------ Record list ------

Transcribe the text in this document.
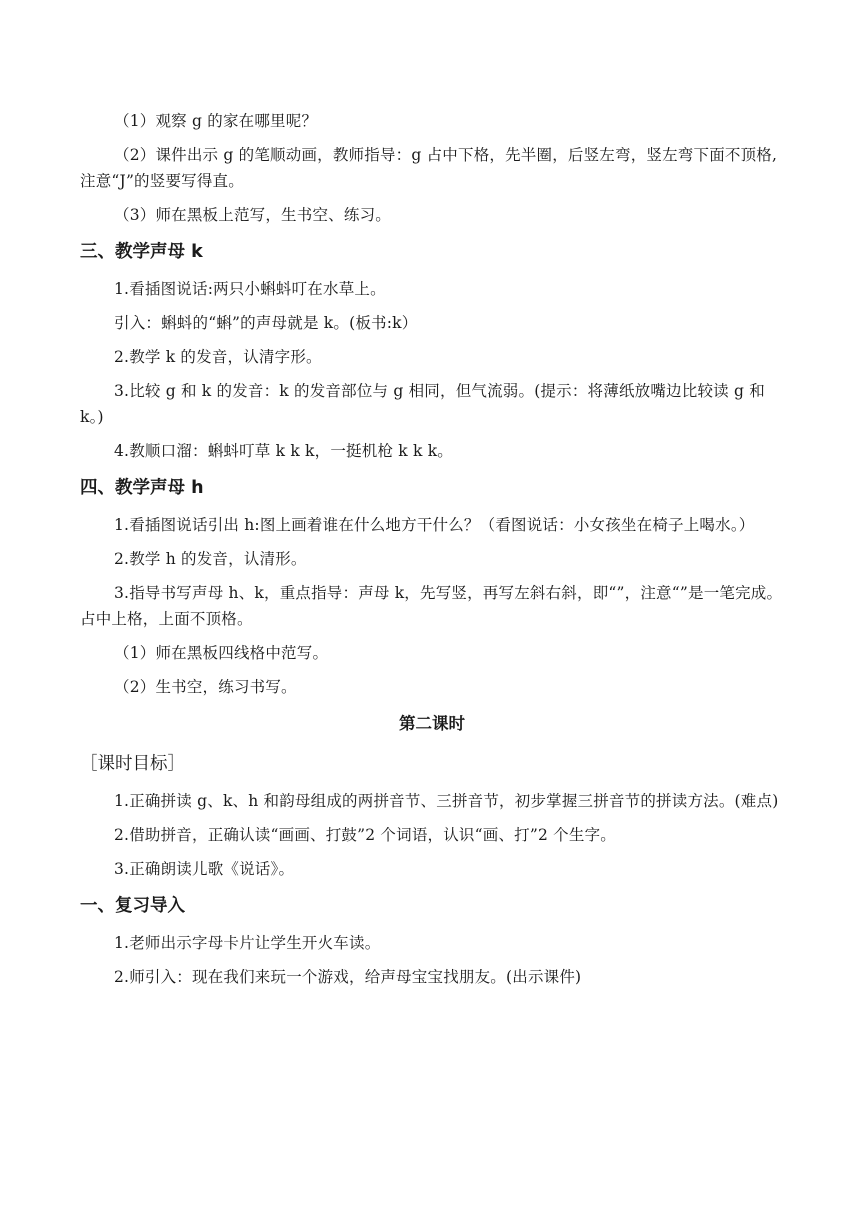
（1）观察 g 的家在哪里呢？

（2）课件出示 g 的笔顺动画，教师指导：g 占中下格，先半圈，后竖左弯，竖左弯下面不顶格,注意“J”的竖要写得直。

（3）师在黑板上范写，生书空、练习。

三、教学声母 k

1.看插图说话:两只小蝌蚪叮在水草上。

引入：蝌蚪的“蝌”的声母就是 k。(板书:k）

2.教学 k 的发音，认清字形。

3.比较 g 和 k 的发音：k 的发音部位与 g 相同，但气流弱。(提示：将薄纸放嘴边比较读 g 和 k。)

4.教顺口溜：蝌蚪叮草 k k k，一挺机枪 k k k。

四、教学声母 h

1.看插图说话引出 h:图上画着谁在什么地方干什么？（看图说话：小女孩坐在椅子上喝水。）

2.教学 h 的发音，认清形。

3.指导书写声母 h、k，重点指导：声母 k，先写竖，再写左斜右斜，即“”，注意“”是一笔完成。占中上格，上面不顶格。

（1）师在黑板四线格中范写。

（2）生书空，练习书写。

第二课时

［课时目标］

1.正确拼读 g、k、h 和韵母组成的两拼音节、三拼音节，初步掌握三拼音节的拼读方法。(难点)

2.借助拼音，正确认读“画画、打鼓”2 个词语，认识“画、打”2 个生字。

3.正确朗读儿歌《说话》。

一、复习导入

1.老师出示字母卡片让学生开火车读。

2.师引入：现在我们来玩一个游戏，给声母宝宝找朋友。(出示课件)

------

_Stated goal_: Omit the pictures, then output the rest of the listing exactly.

_Result of the exercise_:
Transcribe the text in this document.
（1）观察 g 的家在哪里呢？

（2）课件出示 g 的笔顺动画，教师指导：g 占中下格，先半圈，后竖左弯，竖左弯下面不顶格,注意“J”的竖要写得直。

（3）师在黑板上范写，生书空、练习。

三、教学声母 k

1.看插图说话:两只小蝌蚪叮在水草上。

引入：蝌蚪的“蝌”的声母就是 k。(板书:k）

2.教学 k 的发音，认清字形。

3.比较 g 和 k 的发音：k 的发音部位与 g 相同，但气流弱。(提示：将薄纸放嘴边比较读 g 和 k。)

4.教顺口溜：蝌蚪叮草 k k k，一挺机枪 k k k。

四、教学声母 h

1.看插图说话引出 h:图上画着谁在什么地方干什么？（看图说话：小女孩坐在椅子上喝水。）

2.教学 h 的发音，认清形。

3.指导书写声母 h、k，重点指导：声母 k，先写竖，再写左斜右斜，即“”，注意“”是一笔完成。占中上格，上面不顶格。

（1）师在黑板四线格中范写。

（2）生书空，练习书写。

第二课时

［课时目标］

1.正确拼读 g、k、h 和韵母组成的两拼音节、三拼音节，初步掌握三拼音节的拼读方法。(难点)

2.借助拼音，正确认读“画画、打鼓”2 个词语，认识“画、打”2 个生字。

3.正确朗读儿歌《说话》。

一、复习导入

1.老师出示字母卡片让学生开火车读。

2.师引入：现在我们来玩一个游戏，给声母宝宝找朋友。(出示课件)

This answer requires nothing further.